Figure data in JSON:
______________________________

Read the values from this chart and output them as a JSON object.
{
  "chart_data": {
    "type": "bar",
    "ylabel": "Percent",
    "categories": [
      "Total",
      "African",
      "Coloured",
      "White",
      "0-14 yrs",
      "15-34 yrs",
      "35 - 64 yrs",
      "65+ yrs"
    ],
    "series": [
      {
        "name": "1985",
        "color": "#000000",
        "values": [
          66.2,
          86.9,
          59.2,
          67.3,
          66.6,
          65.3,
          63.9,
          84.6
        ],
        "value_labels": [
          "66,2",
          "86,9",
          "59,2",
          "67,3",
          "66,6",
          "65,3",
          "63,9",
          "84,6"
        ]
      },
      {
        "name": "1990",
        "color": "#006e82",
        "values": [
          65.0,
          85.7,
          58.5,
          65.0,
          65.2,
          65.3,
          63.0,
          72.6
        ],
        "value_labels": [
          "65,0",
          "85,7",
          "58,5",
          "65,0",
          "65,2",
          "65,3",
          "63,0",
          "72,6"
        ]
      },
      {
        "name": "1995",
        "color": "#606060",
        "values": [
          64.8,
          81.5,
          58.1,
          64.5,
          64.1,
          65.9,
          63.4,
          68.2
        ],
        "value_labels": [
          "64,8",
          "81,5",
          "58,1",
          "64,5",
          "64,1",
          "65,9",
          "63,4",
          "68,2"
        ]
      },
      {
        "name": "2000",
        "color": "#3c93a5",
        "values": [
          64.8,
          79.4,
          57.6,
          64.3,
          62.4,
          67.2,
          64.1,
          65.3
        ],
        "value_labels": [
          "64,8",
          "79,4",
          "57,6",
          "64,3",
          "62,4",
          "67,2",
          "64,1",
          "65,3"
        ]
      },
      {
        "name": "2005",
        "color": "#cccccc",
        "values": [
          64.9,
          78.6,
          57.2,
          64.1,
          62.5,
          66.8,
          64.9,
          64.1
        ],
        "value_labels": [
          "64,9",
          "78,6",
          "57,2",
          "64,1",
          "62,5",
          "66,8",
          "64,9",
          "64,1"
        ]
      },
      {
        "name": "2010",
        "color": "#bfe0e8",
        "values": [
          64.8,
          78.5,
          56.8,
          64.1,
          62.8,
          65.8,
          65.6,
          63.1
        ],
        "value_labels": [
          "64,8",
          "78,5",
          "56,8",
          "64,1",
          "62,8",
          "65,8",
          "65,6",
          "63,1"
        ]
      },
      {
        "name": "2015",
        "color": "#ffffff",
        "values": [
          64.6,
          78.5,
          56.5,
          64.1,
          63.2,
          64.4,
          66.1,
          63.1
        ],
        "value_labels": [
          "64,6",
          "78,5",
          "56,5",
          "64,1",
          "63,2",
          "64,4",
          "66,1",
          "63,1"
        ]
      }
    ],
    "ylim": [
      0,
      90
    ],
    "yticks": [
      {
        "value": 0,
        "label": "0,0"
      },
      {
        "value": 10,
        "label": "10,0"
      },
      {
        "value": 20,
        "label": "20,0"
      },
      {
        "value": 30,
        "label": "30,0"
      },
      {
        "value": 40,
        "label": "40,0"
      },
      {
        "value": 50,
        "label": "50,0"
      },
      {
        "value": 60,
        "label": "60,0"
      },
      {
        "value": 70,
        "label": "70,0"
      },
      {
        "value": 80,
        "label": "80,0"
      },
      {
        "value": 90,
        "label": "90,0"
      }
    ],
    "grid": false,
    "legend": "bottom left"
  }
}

______________________________

**Task objective:** Each record should come back exactly as written.

**Result of this task:**
Read the values from this chart and output them as a JSON object.
{
  "chart_data": {
    "type": "bar",
    "ylabel": "Percent",
    "categories": [
      "Total",
      "African",
      "Coloured",
      "White",
      "0-14 yrs",
      "15-34 yrs",
      "35 - 64 yrs",
      "65+ yrs"
    ],
    "series": [
      {
        "name": "1985",
        "color": "#000000",
        "values": [
          66.2,
          86.9,
          59.2,
          67.3,
          66.6,
          65.3,
          63.9,
          84.6
        ],
        "value_labels": [
          "66,2",
          "86,9",
          "59,2",
          "67,3",
          "66,6",
          "65,3",
          "63,9",
          "84,6"
        ]
      },
      {
        "name": "1990",
        "color": "#006e82",
        "values": [
          65.0,
          85.7,
          58.5,
          65.0,
          65.2,
          65.3,
          63.0,
          72.6
        ],
        "value_labels": [
          "65,0",
          "85,7",
          "58,5",
          "65,0",
          "65,2",
          "65,3",
          "63,0",
          "72,6"
        ]
      },
      {
        "name": "1995",
        "color": "#606060",
        "values": [
          64.8,
          81.5,
          58.1,
          64.5,
          64.1,
          65.9,
          63.4,
          68.2
        ],
        "value_labels": [
          "64,8",
          "81,5",
          "58,1",
          "64,5",
          "64,1",
          "65,9",
          "63,4",
          "68,2"
        ]
      },
      {
        "name": "2000",
        "color": "#3c93a5",
        "values": [
          64.8,
          79.4,
          57.6,
          64.3,
          62.4,
          67.2,
          64.1,
          65.3
        ],
        "value_labels": [
          "64,8",
          "79,4",
          "57,6",
          "64,3",
          "62,4",
          "67,2",
          "64,1",
          "65,3"
        ]
      },
      {
        "name": "2005",
        "color": "#cccccc",
        "values": [
          64.9,
          78.6,
          57.2,
          64.1,
          62.5,
          66.8,
          64.9,
          64.1
        ],
        "value_labels": [
          "64,9",
          "78,6",
          "57,2",
          "64,1",
          "62,5",
          "66,8",
          "64,9",
          "64,1"
        ]
      },
      {
        "name": "2010",
        "color": "#bfe0e8",
        "values": [
          64.8,
          78.5,
          56.8,
          64.1,
          62.8,
          65.8,
          65.6,
          63.1
        ],
        "value_labels": [
          "64,8",
          "78,5",
          "56,8",
          "64,1",
          "62,8",
          "65,8",
          "65,6",
          "63,1"
        ]
      },
      {
        "name": "2015",
        "color": "#ffffff",
        "values": [
          64.6,
          78.5,
          56.5,
          64.1,
          63.2,
          64.4,
          66.1,
          63.1
        ],
        "value_labels": [
          "64,6",
          "78,5",
          "56,5",
          "64,1",
          "63,2",
          "64,4",
          "66,1",
          "63,1"
        ]
      }
    ],
    "ylim": [
      0,
      90
    ],
    "yticks": [
      {
        "value": 0,
        "label": "0,0"
      },
      {
        "value": 10,
        "label": "10,0"
      },
      {
        "value": 20,
        "label": "20,0"
      },
      {
        "value": 30,
        "label": "30,0"
      },
      {
        "value": 40,
        "label": "40,0"
      },
      {
        "value": 50,
        "label": "50,0"
      },
      {
        "value": 60,
        "label": "60,0"
      },
      {
        "value": 70,
        "label": "70,0"
      },
      {
        "value": 80,
        "label": "80,0"
      },
      {
        "value": 90,
        "label": "90,0"
      }
    ],
    "grid": false,
    "legend": "bottom left"
  }
}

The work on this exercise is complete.